Set each entry down verbatim, omitting images.

--- Start ---

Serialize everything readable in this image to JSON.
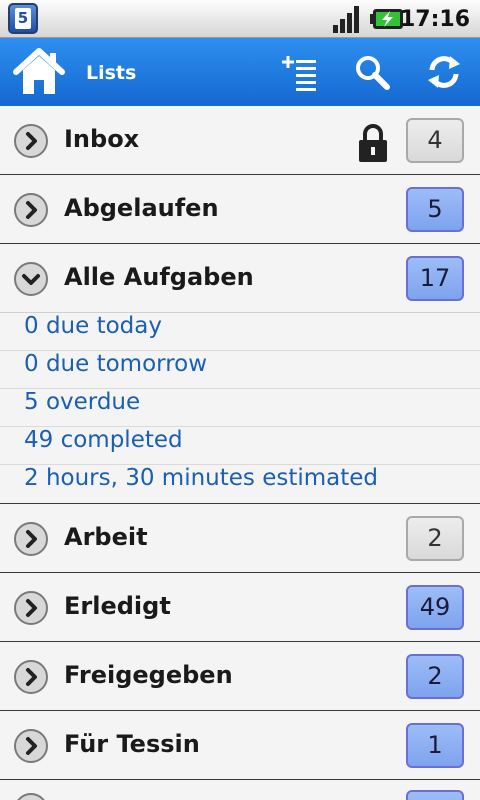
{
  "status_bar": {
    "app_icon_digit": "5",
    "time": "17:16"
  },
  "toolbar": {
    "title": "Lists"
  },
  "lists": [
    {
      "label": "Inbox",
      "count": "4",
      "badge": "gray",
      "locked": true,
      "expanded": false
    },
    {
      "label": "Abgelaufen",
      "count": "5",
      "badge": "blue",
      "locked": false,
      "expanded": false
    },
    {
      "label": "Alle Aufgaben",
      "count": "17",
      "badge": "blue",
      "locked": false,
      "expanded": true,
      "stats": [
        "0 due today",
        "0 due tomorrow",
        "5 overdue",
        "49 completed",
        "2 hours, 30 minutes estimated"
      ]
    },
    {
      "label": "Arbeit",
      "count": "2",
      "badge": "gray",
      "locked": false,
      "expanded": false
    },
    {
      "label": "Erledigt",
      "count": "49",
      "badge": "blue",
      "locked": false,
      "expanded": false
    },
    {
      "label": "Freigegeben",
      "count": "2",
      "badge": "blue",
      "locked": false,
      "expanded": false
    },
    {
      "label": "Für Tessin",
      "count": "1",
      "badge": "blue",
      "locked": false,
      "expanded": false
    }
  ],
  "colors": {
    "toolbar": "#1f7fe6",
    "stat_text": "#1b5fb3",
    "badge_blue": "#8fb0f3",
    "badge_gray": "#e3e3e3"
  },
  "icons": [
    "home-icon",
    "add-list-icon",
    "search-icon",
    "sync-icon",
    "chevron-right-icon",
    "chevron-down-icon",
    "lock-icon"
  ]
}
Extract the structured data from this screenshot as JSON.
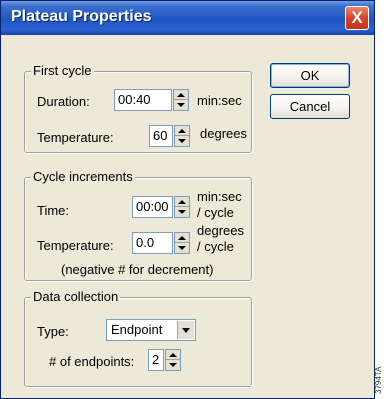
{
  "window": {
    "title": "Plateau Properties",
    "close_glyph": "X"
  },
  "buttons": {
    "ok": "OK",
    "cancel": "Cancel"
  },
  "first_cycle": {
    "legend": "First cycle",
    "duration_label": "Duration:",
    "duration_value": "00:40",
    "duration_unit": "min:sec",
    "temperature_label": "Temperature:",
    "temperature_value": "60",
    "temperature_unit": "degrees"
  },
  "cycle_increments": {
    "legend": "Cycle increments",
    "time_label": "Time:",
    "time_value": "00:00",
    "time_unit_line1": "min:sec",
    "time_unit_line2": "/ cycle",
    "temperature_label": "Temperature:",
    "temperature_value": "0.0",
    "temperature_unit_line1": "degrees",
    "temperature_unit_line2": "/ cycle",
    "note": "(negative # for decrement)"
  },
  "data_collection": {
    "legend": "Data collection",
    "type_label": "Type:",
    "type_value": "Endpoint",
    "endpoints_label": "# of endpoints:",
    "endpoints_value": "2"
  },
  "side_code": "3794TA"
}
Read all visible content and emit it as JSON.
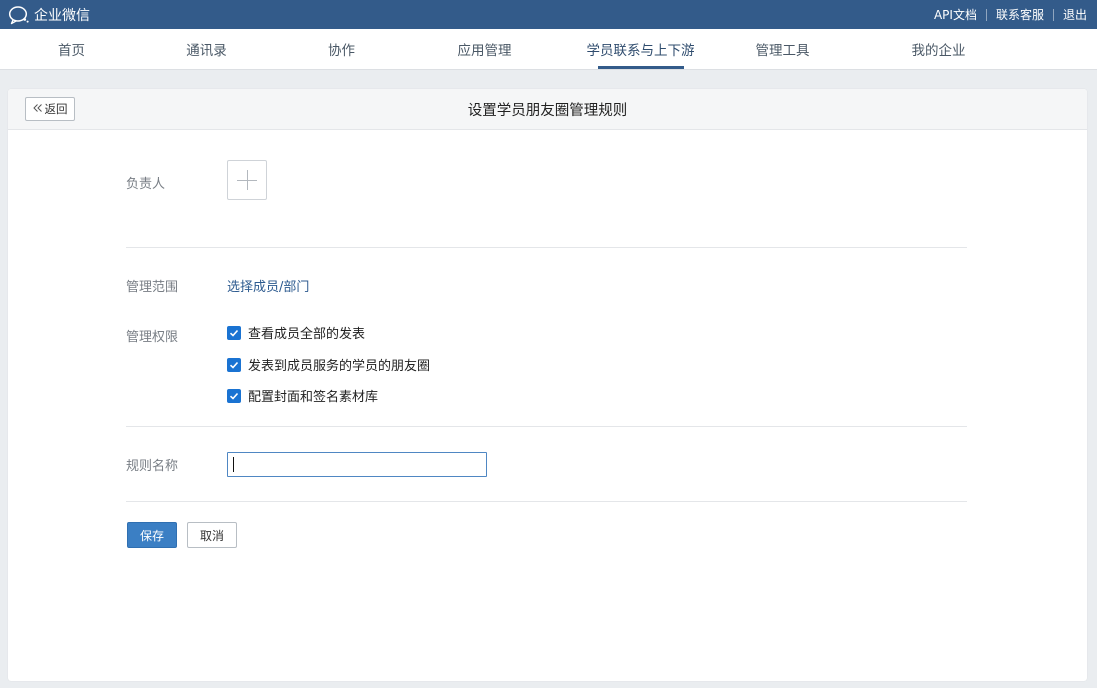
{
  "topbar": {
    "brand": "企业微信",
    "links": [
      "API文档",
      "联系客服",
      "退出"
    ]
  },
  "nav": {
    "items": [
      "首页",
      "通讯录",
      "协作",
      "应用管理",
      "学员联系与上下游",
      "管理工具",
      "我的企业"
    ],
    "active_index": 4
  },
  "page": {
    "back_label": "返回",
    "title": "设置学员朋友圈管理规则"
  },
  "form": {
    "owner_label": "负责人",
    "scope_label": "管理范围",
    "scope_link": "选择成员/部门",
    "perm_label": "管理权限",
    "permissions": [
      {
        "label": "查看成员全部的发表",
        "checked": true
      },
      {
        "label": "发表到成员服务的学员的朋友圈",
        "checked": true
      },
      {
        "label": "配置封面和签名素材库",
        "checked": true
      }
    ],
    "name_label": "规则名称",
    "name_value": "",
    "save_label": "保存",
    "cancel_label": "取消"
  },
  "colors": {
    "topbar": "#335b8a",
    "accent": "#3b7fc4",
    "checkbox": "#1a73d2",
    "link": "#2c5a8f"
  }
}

--- End ---

Full response
Serialize everything readable in this image to JSON.
{
  "status_bar": {
    "app_icon_digit": "5",
    "time": "17:16"
  },
  "toolbar": {
    "title": "Lists"
  },
  "lists": [
    {
      "label": "Inbox",
      "count": "4",
      "badge": "gray",
      "locked": true,
      "expanded": false
    },
    {
      "label": "Abgelaufen",
      "count": "5",
      "badge": "blue",
      "locked": false,
      "expanded": false
    },
    {
      "label": "Alle Aufgaben",
      "count": "17",
      "badge": "blue",
      "locked": false,
      "expanded": true,
      "stats": [
        "0 due today",
        "0 due tomorrow",
        "5 overdue",
        "49 completed",
        "2 hours, 30 minutes estimated"
      ]
    },
    {
      "label": "Arbeit",
      "count": "2",
      "badge": "gray",
      "locked": false,
      "expanded": false
    },
    {
      "label": "Erledigt",
      "count": "49",
      "badge": "blue",
      "locked": false,
      "expanded": false
    },
    {
      "label": "Freigegeben",
      "count": "2",
      "badge": "blue",
      "locked": false,
      "expanded": false
    },
    {
      "label": "Für Tessin",
      "count": "1",
      "badge": "blue",
      "locked": false,
      "expanded": false
    }
  ],
  "colors": {
    "toolbar": "#1f7fe6",
    "stat_text": "#1b5fb3",
    "badge_blue": "#8fb0f3",
    "badge_gray": "#e3e3e3"
  },
  "icons": [
    "home-icon",
    "add-list-icon",
    "search-icon",
    "sync-icon",
    "chevron-right-icon",
    "chevron-down-icon",
    "lock-icon"
  ]
}
Extract the structured data from this screenshot as JSON.
{
  "window": {
    "title": "Plateau Properties",
    "close_glyph": "X"
  },
  "buttons": {
    "ok": "OK",
    "cancel": "Cancel"
  },
  "first_cycle": {
    "legend": "First cycle",
    "duration_label": "Duration:",
    "duration_value": "00:40",
    "duration_unit": "min:sec",
    "temperature_label": "Temperature:",
    "temperature_value": "60",
    "temperature_unit": "degrees"
  },
  "cycle_increments": {
    "legend": "Cycle increments",
    "time_label": "Time:",
    "time_value": "00:00",
    "time_unit_line1": "min:sec",
    "time_unit_line2": "/ cycle",
    "temperature_label": "Temperature:",
    "temperature_value": "0.0",
    "temperature_unit_line1": "degrees",
    "temperature_unit_line2": "/ cycle",
    "note": "(negative # for decrement)"
  },
  "data_collection": {
    "legend": "Data collection",
    "type_label": "Type:",
    "type_value": "Endpoint",
    "endpoints_label": "# of endpoints:",
    "endpoints_value": "2"
  },
  "side_code": "3794TA"
}
Read all visible content and emit it as JSON.
{
  "topbar": {
    "brand": "企业微信",
    "links": [
      "API文档",
      "联系客服",
      "退出"
    ]
  },
  "nav": {
    "items": [
      "首页",
      "通讯录",
      "协作",
      "应用管理",
      "学员联系与上下游",
      "管理工具",
      "我的企业"
    ],
    "active_index": 4
  },
  "page": {
    "back_label": "返回",
    "title": "设置学员朋友圈管理规则"
  },
  "form": {
    "owner_label": "负责人",
    "scope_label": "管理范围",
    "scope_link": "选择成员/部门",
    "perm_label": "管理权限",
    "permissions": [
      {
        "label": "查看成员全部的发表",
        "checked": true
      },
      {
        "label": "发表到成员服务的学员的朋友圈",
        "checked": true
      },
      {
        "label": "配置封面和签名素材库",
        "checked": true
      }
    ],
    "name_label": "规则名称",
    "name_value": "",
    "save_label": "保存",
    "cancel_label": "取消"
  },
  "colors": {
    "topbar": "#335b8a",
    "accent": "#3b7fc4",
    "checkbox": "#1a73d2",
    "link": "#2c5a8f"
  }
}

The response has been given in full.